Among the records below, find each line that includes the string "Hope" and copy it.

Stored entries:
— BEGIN —

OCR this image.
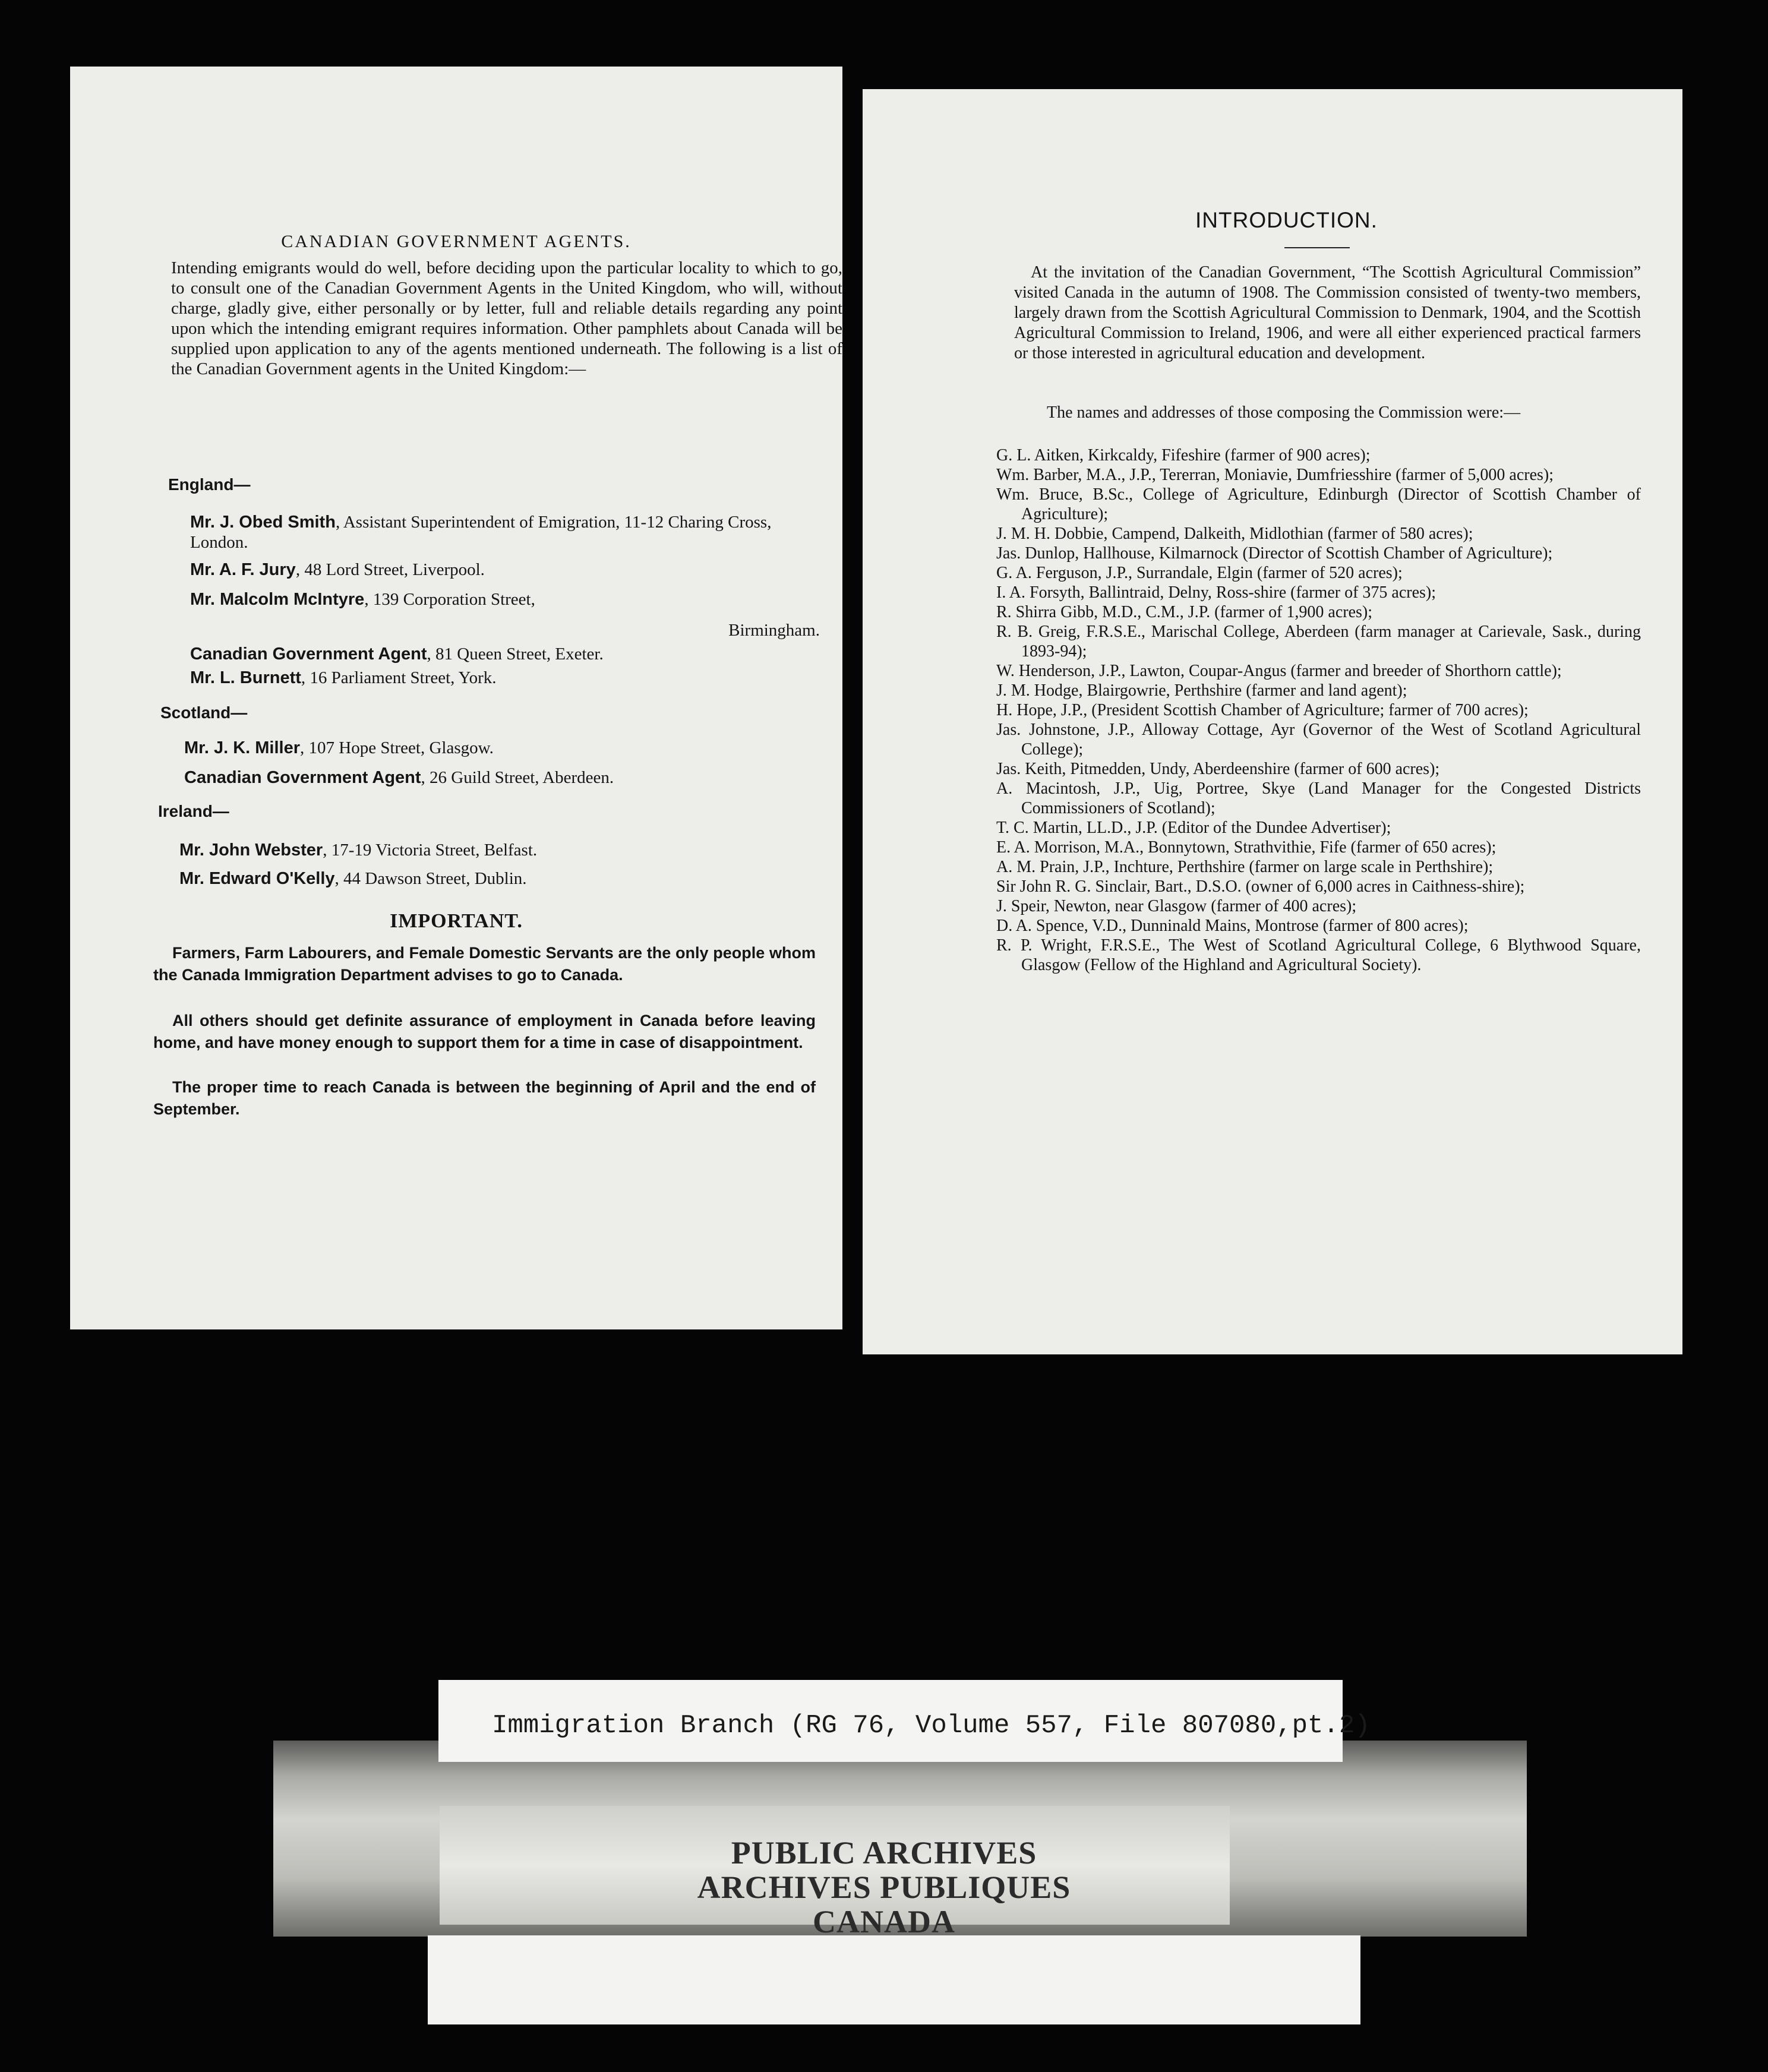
CANADIAN GOVERNMENT AGENTS.
Intending emigrants would do well, before deciding upon the particular locality to which to go, to consult one of the Canadian Government Agents in the United Kingdom, who will, without charge, gladly give, either personally or by letter, full and reliable details regarding any point upon which the intending emigrant requires information. Other pamphlets about Canada will be supplied upon application to any of the agents mentioned underneath. The following is a list of the Canadian Government agents in the United Kingdom:—
England—
Mr. J. Obed Smith, Assistant Superintendent of Emigration, 11-12 Charing Cross, London.
Mr. A. F. Jury, 48 Lord Street, Liverpool.
Mr. Malcolm McIntyre, 139 Corporation Street,
Birmingham.
Canadian Government Agent, 81 Queen Street, Exeter.
Mr. L. Burnett, 16 Parliament Street, York.
Scotland—
Mr. J. K. Miller, 107 Hope Street, Glasgow.
Canadian Government Agent, 26 Guild Street, Aberdeen.
Ireland—
Mr. John Webster, 17-19 Victoria Street, Belfast.
Mr. Edward O'Kelly, 44 Dawson Street, Dublin.
IMPORTANT.
Farmers, Farm Labourers, and Female Domestic Servants are the only people whom the Canada Immigration Department advises to go to Canada.
All others should get definite assurance of employment in Canada before leaving home, and have money enough to support them for a time in case of disappointment.
The proper time to reach Canada is between the beginning of April and the end of September.
INTRODUCTION.
At the invitation of the Canadian Government, “The Scottish Agricultural Commission” visited Canada in the autumn of 1908. The Commission consisted of twenty-two members, largely drawn from the Scottish Agricultural Commission to Denmark, 1904, and the Scottish Agricultural Commission to Ireland, 1906, and were all either experienced practical farmers or those interested in agricultural education and development.
The names and addresses of those composing the Commission were:—
G. L. Aitken, Kirkcaldy, Fifeshire (farmer of 900 acres);
Wm. Barber, M.A., J.P., Tererran, Moniavie, Dumfriesshire (farmer of 5,000 acres);
Wm. Bruce, B.Sc., College of Agriculture, Edinburgh (Director of Scottish Chamber of Agriculture);
J. M. H. Dobbie, Campend, Dalkeith, Midlothian (farmer of 580 acres);
Jas. Dunlop, Hallhouse, Kilmarnock (Director of Scottish Chamber of Agriculture);
G. A. Ferguson, J.P., Surrandale, Elgin (farmer of 520 acres);
I. A. Forsyth, Ballintraid, Delny, Ross-shire (farmer of 375 acres);
R. Shirra Gibb, M.D., C.M., J.P. (farmer of 1,900 acres);
R. B. Greig, F.R.S.E., Marischal College, Aberdeen (farm manager at Carievale, Sask., during 1893-94);
W. Henderson, J.P., Lawton, Coupar-Angus (farmer and breeder of Shorthorn cattle);
J. M. Hodge, Blairgowrie, Perthshire (farmer and land agent);
H. Hope, J.P., (President Scottish Chamber of Agriculture; farmer of 700 acres);
Jas. Johnstone, J.P., Alloway Cottage, Ayr (Governor of the West of Scotland Agricultural College);
Jas. Keith, Pitmedden, Undy, Aberdeenshire (farmer of 600 acres);
A. Macintosh, J.P., Uig, Portree, Skye (Land Manager for the Congested Districts Commissioners of Scotland);
T. C. Martin, LL.D., J.P. (Editor of the Dundee Advertiser);
E. A. Morrison, M.A., Bonnytown, Strathvithie, Fife (farmer of 650 acres);
A. M. Prain, J.P., Inchture, Perthshire (farmer on large scale in Perthshire);
Sir John R. G. Sinclair, Bart., D.S.O. (owner of 6,000 acres in Caithness-shire);
J. Speir, Newton, near Glasgow (farmer of 400 acres);
D. A. Spence, V.D., Dunninald Mains, Montrose (farmer of 800 acres);
R. P. Wright, F.R.S.E., The West of Scotland Agricultural College, 6 Blythwood Square, Glasgow (Fellow of the Highland and Agricultural Society).
PUBLIC ARCHIVES
ARCHIVES PUBLIQUES
CANADA
Immigration Branch (RG 76, Volume 557, File 807080,pt.2)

— END —

Solved problem:
Mr. J. K. Miller, 107 Hope Street, Glasgow.
H. Hope, J.P., (President Scottish Chamber of Agriculture; farmer of 700 acres);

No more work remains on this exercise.